◆ Source material ◆
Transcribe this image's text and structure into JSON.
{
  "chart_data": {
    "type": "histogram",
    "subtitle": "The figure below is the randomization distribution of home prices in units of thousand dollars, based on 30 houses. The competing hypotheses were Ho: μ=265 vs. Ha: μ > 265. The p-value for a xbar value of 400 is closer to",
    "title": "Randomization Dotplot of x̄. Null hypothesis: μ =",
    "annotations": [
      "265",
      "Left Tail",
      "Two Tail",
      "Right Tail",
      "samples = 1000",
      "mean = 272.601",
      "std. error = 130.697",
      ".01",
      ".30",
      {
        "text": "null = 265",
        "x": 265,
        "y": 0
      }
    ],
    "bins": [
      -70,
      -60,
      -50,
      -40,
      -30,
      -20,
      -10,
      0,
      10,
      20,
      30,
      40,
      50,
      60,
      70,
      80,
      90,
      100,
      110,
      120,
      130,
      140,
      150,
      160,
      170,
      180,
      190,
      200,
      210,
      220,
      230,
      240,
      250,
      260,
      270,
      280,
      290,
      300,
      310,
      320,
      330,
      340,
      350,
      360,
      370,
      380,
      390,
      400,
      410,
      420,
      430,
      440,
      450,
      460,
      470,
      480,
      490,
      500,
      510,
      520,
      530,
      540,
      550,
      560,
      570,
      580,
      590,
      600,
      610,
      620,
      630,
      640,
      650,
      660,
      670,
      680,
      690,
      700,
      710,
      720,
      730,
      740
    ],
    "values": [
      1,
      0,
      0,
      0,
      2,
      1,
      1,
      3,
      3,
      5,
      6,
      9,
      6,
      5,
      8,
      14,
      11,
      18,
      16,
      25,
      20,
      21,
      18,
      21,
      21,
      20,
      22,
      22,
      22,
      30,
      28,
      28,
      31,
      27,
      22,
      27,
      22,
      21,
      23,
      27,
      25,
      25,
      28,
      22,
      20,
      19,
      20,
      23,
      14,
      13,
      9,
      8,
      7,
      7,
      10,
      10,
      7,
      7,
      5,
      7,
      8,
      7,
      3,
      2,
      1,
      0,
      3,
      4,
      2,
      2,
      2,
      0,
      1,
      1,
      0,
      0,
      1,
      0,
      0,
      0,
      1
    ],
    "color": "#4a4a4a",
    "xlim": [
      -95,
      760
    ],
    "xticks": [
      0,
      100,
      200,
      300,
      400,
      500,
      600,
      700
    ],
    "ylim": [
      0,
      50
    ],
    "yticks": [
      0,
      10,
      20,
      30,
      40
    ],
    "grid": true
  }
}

◆ Exercise task ◆
Reproduce the entire listing word for word.

◆ Result below ◆
Transcribe this image's text and structure into JSON.
{
  "chart_data": {
    "type": "histogram",
    "subtitle": "The figure below is the randomization distribution of home prices in units of thousand dollars, based on 30 houses. The competing hypotheses were Ho: μ=265 vs. Ha: μ > 265. The p-value for a xbar value of 400 is closer to",
    "title": "Randomization Dotplot of x̄. Null hypothesis: μ =",
    "annotations": [
      "265",
      "Left Tail",
      "Two Tail",
      "Right Tail",
      "samples = 1000",
      "mean = 272.601",
      "std. error = 130.697",
      ".01",
      ".30",
      {
        "text": "null = 265",
        "x": 265,
        "y": 0
      }
    ],
    "bins": [
      -70,
      -60,
      -50,
      -40,
      -30,
      -20,
      -10,
      0,
      10,
      20,
      30,
      40,
      50,
      60,
      70,
      80,
      90,
      100,
      110,
      120,
      130,
      140,
      150,
      160,
      170,
      180,
      190,
      200,
      210,
      220,
      230,
      240,
      250,
      260,
      270,
      280,
      290,
      300,
      310,
      320,
      330,
      340,
      350,
      360,
      370,
      380,
      390,
      400,
      410,
      420,
      430,
      440,
      450,
      460,
      470,
      480,
      490,
      500,
      510,
      520,
      530,
      540,
      550,
      560,
      570,
      580,
      590,
      600,
      610,
      620,
      630,
      640,
      650,
      660,
      670,
      680,
      690,
      700,
      710,
      720,
      730,
      740
    ],
    "values": [
      1,
      0,
      0,
      0,
      2,
      1,
      1,
      3,
      3,
      5,
      6,
      9,
      6,
      5,
      8,
      14,
      11,
      18,
      16,
      25,
      20,
      21,
      18,
      21,
      21,
      20,
      22,
      22,
      22,
      30,
      28,
      28,
      31,
      27,
      22,
      27,
      22,
      21,
      23,
      27,
      25,
      25,
      28,
      22,
      20,
      19,
      20,
      23,
      14,
      13,
      9,
      8,
      7,
      7,
      10,
      10,
      7,
      7,
      5,
      7,
      8,
      7,
      3,
      2,
      1,
      0,
      3,
      4,
      2,
      2,
      2,
      0,
      1,
      1,
      0,
      0,
      1,
      0,
      0,
      0,
      1
    ],
    "color": "#4a4a4a",
    "xlim": [
      -95,
      760
    ],
    "xticks": [
      0,
      100,
      200,
      300,
      400,
      500,
      600,
      700
    ],
    "ylim": [
      0,
      50
    ],
    "yticks": [
      0,
      10,
      20,
      30,
      40
    ],
    "grid": true
  }
}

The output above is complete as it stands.